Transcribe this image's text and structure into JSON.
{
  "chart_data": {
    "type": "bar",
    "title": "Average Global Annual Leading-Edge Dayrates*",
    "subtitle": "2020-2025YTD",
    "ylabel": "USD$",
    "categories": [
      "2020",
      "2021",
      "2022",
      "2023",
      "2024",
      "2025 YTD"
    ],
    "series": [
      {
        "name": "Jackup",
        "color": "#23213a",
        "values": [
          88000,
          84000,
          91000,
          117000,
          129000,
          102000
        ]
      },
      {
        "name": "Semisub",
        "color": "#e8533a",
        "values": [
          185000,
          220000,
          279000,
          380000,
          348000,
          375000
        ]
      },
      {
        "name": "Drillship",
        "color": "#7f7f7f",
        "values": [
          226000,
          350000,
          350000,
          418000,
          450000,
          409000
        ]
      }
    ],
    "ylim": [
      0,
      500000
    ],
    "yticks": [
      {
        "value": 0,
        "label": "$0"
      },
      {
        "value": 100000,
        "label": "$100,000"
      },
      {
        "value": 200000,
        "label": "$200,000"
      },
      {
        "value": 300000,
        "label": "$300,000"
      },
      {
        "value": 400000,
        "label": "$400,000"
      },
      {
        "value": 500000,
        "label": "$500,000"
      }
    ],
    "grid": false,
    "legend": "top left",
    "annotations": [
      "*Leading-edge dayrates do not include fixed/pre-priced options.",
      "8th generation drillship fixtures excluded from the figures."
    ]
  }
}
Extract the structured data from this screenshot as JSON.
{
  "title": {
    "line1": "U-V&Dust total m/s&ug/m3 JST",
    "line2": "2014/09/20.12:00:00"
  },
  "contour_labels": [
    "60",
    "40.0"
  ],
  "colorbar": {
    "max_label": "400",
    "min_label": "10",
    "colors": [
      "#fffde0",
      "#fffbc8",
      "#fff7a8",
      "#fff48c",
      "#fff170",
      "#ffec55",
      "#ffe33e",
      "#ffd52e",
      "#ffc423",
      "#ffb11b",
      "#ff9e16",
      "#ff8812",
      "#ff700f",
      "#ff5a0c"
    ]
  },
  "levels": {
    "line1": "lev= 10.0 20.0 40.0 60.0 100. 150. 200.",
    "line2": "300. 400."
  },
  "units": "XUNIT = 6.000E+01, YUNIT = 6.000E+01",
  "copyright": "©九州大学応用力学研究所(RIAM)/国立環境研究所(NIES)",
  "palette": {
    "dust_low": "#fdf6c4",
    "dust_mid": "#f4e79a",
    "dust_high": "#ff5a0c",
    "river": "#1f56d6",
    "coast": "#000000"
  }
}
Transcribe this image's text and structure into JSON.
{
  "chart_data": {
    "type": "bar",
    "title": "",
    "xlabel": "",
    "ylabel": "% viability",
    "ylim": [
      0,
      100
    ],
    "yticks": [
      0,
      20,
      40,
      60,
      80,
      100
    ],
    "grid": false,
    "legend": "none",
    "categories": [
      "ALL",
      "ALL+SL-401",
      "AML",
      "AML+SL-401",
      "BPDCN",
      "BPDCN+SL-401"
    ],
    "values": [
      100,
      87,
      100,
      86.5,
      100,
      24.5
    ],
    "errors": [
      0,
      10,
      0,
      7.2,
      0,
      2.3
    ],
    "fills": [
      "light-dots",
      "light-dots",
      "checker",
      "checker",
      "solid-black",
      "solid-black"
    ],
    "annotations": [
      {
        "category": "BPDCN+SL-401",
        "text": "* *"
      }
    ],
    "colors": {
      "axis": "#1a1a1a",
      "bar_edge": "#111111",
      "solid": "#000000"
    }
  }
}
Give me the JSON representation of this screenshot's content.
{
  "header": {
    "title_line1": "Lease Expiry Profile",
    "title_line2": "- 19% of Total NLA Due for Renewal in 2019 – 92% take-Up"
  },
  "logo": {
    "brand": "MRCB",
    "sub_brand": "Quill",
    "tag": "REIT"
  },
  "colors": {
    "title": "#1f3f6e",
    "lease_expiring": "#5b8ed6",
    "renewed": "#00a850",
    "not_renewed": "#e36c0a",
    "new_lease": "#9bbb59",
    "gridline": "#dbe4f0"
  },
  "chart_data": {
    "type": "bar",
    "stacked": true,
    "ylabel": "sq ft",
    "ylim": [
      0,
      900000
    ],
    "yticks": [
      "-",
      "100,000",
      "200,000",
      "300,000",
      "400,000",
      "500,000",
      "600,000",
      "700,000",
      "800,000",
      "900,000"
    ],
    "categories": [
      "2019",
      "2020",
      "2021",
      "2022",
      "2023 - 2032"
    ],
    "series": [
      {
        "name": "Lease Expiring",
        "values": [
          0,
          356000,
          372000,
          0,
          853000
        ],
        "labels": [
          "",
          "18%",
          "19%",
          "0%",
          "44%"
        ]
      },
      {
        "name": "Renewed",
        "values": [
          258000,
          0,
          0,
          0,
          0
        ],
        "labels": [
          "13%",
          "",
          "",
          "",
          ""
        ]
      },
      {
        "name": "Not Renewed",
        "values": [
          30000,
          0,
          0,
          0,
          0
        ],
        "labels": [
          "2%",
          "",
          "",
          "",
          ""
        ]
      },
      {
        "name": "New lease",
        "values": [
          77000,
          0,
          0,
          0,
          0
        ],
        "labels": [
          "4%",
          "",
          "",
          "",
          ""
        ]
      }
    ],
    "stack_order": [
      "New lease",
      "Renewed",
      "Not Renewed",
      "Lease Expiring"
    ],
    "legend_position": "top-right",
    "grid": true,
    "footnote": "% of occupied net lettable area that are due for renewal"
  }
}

**REQUIREMENT:**
Reproduce the complete data exactly as presented above.

**EXERCISE RESPONSE:**
Transcribe this image's text and structure into JSON.
{
  "chart_data": {
    "type": "bar",
    "title": "Average Global Annual Leading-Edge Dayrates*",
    "subtitle": "2020-2025YTD",
    "ylabel": "USD$",
    "categories": [
      "2020",
      "2021",
      "2022",
      "2023",
      "2024",
      "2025 YTD"
    ],
    "series": [
      {
        "name": "Jackup",
        "color": "#23213a",
        "values": [
          88000,
          84000,
          91000,
          117000,
          129000,
          102000
        ]
      },
      {
        "name": "Semisub",
        "color": "#e8533a",
        "values": [
          185000,
          220000,
          279000,
          380000,
          348000,
          375000
        ]
      },
      {
        "name": "Drillship",
        "color": "#7f7f7f",
        "values": [
          226000,
          350000,
          350000,
          418000,
          450000,
          409000
        ]
      }
    ],
    "ylim": [
      0,
      500000
    ],
    "yticks": [
      {
        "value": 0,
        "label": "$0"
      },
      {
        "value": 100000,
        "label": "$100,000"
      },
      {
        "value": 200000,
        "label": "$200,000"
      },
      {
        "value": 300000,
        "label": "$300,000"
      },
      {
        "value": 400000,
        "label": "$400,000"
      },
      {
        "value": 500000,
        "label": "$500,000"
      }
    ],
    "grid": false,
    "legend": "top left",
    "annotations": [
      "*Leading-edge dayrates do not include fixed/pre-priced options.",
      "8th generation drillship fixtures excluded from the figures."
    ]
  }
}
Extract the structured data from this screenshot as JSON.
{
  "title": {
    "line1": "U-V&Dust total m/s&ug/m3 JST",
    "line2": "2014/09/20.12:00:00"
  },
  "contour_labels": [
    "60",
    "40.0"
  ],
  "colorbar": {
    "max_label": "400",
    "min_label": "10",
    "colors": [
      "#fffde0",
      "#fffbc8",
      "#fff7a8",
      "#fff48c",
      "#fff170",
      "#ffec55",
      "#ffe33e",
      "#ffd52e",
      "#ffc423",
      "#ffb11b",
      "#ff9e16",
      "#ff8812",
      "#ff700f",
      "#ff5a0c"
    ]
  },
  "levels": {
    "line1": "lev= 10.0 20.0 40.0 60.0 100. 150. 200.",
    "line2": "300. 400."
  },
  "units": "XUNIT = 6.000E+01, YUNIT = 6.000E+01",
  "copyright": "©九州大学応用力学研究所(RIAM)/国立環境研究所(NIES)",
  "palette": {
    "dust_low": "#fdf6c4",
    "dust_mid": "#f4e79a",
    "dust_high": "#ff5a0c",
    "river": "#1f56d6",
    "coast": "#000000"
  }
}
Transcribe this image's text and structure into JSON.
{
  "chart_data": {
    "type": "bar",
    "title": "",
    "xlabel": "",
    "ylabel": "% viability",
    "ylim": [
      0,
      100
    ],
    "yticks": [
      0,
      20,
      40,
      60,
      80,
      100
    ],
    "grid": false,
    "legend": "none",
    "categories": [
      "ALL",
      "ALL+SL-401",
      "AML",
      "AML+SL-401",
      "BPDCN",
      "BPDCN+SL-401"
    ],
    "values": [
      100,
      87,
      100,
      86.5,
      100,
      24.5
    ],
    "errors": [
      0,
      10,
      0,
      7.2,
      0,
      2.3
    ],
    "fills": [
      "light-dots",
      "light-dots",
      "checker",
      "checker",
      "solid-black",
      "solid-black"
    ],
    "annotations": [
      {
        "category": "BPDCN+SL-401",
        "text": "* *"
      }
    ],
    "colors": {
      "axis": "#1a1a1a",
      "bar_edge": "#111111",
      "solid": "#000000"
    }
  }
}
Give me the JSON representation of this screenshot's content.
{
  "header": {
    "title_line1": "Lease Expiry Profile",
    "title_line2": "- 19% of Total NLA Due for Renewal in 2019 – 92% take-Up"
  },
  "logo": {
    "brand": "MRCB",
    "sub_brand": "Quill",
    "tag": "REIT"
  },
  "colors": {
    "title": "#1f3f6e",
    "lease_expiring": "#5b8ed6",
    "renewed": "#00a850",
    "not_renewed": "#e36c0a",
    "new_lease": "#9bbb59",
    "gridline": "#dbe4f0"
  },
  "chart_data": {
    "type": "bar",
    "stacked": true,
    "ylabel": "sq ft",
    "ylim": [
      0,
      900000
    ],
    "yticks": [
      "-",
      "100,000",
      "200,000",
      "300,000",
      "400,000",
      "500,000",
      "600,000",
      "700,000",
      "800,000",
      "900,000"
    ],
    "categories": [
      "2019",
      "2020",
      "2021",
      "2022",
      "2023 - 2032"
    ],
    "series": [
      {
        "name": "Lease Expiring",
        "values": [
          0,
          356000,
          372000,
          0,
          853000
        ],
        "labels": [
          "",
          "18%",
          "19%",
          "0%",
          "44%"
        ]
      },
      {
        "name": "Renewed",
        "values": [
          258000,
          0,
          0,
          0,
          0
        ],
        "labels": [
          "13%",
          "",
          "",
          "",
          ""
        ]
      },
      {
        "name": "Not Renewed",
        "values": [
          30000,
          0,
          0,
          0,
          0
        ],
        "labels": [
          "2%",
          "",
          "",
          "",
          ""
        ]
      },
      {
        "name": "New lease",
        "values": [
          77000,
          0,
          0,
          0,
          0
        ],
        "labels": [
          "4%",
          "",
          "",
          "",
          ""
        ]
      }
    ],
    "stack_order": [
      "New lease",
      "Renewed",
      "Not Renewed",
      "Lease Expiring"
    ],
    "legend_position": "top-right",
    "grid": true,
    "footnote": "% of occupied net lettable area that are due for renewal"
  }
}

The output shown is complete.